Element region listings

────

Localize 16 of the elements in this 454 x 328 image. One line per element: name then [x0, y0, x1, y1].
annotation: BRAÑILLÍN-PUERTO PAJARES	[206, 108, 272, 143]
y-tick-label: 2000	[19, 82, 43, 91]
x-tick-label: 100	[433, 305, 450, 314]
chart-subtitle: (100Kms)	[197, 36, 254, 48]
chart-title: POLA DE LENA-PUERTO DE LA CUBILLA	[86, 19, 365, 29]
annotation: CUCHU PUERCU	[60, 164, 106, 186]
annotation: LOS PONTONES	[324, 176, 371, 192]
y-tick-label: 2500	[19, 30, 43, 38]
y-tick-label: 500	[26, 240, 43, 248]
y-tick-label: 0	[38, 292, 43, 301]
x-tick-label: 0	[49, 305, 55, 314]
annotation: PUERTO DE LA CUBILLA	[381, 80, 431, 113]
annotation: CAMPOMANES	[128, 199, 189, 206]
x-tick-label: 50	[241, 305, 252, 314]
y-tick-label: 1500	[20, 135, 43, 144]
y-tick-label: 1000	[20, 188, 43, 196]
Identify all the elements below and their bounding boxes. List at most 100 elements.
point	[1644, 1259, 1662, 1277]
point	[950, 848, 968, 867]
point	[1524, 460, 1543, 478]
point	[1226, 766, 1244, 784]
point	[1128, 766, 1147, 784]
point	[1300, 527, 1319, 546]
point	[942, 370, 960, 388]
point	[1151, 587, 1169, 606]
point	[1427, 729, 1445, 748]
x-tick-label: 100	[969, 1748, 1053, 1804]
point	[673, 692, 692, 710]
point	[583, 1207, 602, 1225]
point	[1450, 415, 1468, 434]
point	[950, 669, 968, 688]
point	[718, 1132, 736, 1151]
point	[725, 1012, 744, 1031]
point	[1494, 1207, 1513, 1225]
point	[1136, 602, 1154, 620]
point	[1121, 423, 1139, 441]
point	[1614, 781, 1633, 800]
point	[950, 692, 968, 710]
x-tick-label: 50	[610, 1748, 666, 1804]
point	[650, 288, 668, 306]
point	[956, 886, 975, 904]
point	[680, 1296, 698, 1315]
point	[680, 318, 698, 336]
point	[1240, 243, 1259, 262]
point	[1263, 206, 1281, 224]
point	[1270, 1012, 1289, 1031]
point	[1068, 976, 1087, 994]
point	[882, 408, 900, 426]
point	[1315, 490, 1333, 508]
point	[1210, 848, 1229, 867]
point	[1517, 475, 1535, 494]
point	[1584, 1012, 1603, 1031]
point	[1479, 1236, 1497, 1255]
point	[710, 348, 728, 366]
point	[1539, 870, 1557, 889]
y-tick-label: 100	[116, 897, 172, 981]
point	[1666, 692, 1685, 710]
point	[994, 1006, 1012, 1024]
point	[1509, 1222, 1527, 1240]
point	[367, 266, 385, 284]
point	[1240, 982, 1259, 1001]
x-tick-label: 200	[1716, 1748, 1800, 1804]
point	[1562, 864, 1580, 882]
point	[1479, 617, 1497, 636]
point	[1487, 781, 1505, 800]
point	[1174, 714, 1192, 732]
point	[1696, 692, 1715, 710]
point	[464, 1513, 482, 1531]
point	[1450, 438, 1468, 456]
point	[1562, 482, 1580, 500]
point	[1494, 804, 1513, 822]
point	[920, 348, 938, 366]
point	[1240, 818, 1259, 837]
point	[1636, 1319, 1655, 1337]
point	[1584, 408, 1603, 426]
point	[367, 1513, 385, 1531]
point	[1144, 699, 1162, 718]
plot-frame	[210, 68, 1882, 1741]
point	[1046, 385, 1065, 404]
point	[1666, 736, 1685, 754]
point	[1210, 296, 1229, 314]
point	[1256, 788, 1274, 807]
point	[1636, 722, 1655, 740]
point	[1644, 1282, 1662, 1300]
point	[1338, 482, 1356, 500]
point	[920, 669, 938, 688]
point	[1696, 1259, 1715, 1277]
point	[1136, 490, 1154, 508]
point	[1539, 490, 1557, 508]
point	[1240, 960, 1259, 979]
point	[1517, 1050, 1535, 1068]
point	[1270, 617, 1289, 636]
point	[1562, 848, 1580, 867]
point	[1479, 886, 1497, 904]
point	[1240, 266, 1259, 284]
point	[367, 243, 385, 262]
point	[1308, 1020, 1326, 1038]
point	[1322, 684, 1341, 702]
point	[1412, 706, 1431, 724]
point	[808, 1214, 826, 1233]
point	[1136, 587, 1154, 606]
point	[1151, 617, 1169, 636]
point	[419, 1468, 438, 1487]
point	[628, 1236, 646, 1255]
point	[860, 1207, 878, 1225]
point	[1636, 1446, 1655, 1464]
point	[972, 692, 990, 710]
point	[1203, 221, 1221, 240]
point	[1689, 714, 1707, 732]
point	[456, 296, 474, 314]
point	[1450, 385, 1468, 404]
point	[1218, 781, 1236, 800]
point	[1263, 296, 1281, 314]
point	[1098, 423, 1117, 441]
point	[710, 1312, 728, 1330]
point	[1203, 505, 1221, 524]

────

## EXERCISE DIRECTIONS
Repeat the records word for word, beginning at the start of the records and going on through the line that contains "460, 1543, 478]".

## EXPECTED ANSWER
Localize 16 of the elements in this 454 x 328 image. One line per element: name then [x0, y0, x1, y1].
annotation: BRAÑILLÍN-PUERTO PAJARES	[206, 108, 272, 143]
y-tick-label: 2000	[19, 82, 43, 91]
x-tick-label: 100	[433, 305, 450, 314]
chart-subtitle: (100Kms)	[197, 36, 254, 48]
chart-title: POLA DE LENA-PUERTO DE LA CUBILLA	[86, 19, 365, 29]
annotation: CUCHU PUERCU	[60, 164, 106, 186]
annotation: LOS PONTONES	[324, 176, 371, 192]
y-tick-label: 2500	[19, 30, 43, 38]
y-tick-label: 500	[26, 240, 43, 248]
y-tick-label: 0	[38, 292, 43, 301]
x-tick-label: 0	[49, 305, 55, 314]
annotation: PUERTO DE LA CUBILLA	[381, 80, 431, 113]
annotation: CAMPOMANES	[128, 199, 189, 206]
x-tick-label: 50	[241, 305, 252, 314]
y-tick-label: 1500	[20, 135, 43, 144]
y-tick-label: 1000	[20, 188, 43, 196]
Identify all the elements below and their bounding boxes. List at most 100 elements.
point	[1644, 1259, 1662, 1277]
point	[950, 848, 968, 867]
point	[1524, 460, 1543, 478]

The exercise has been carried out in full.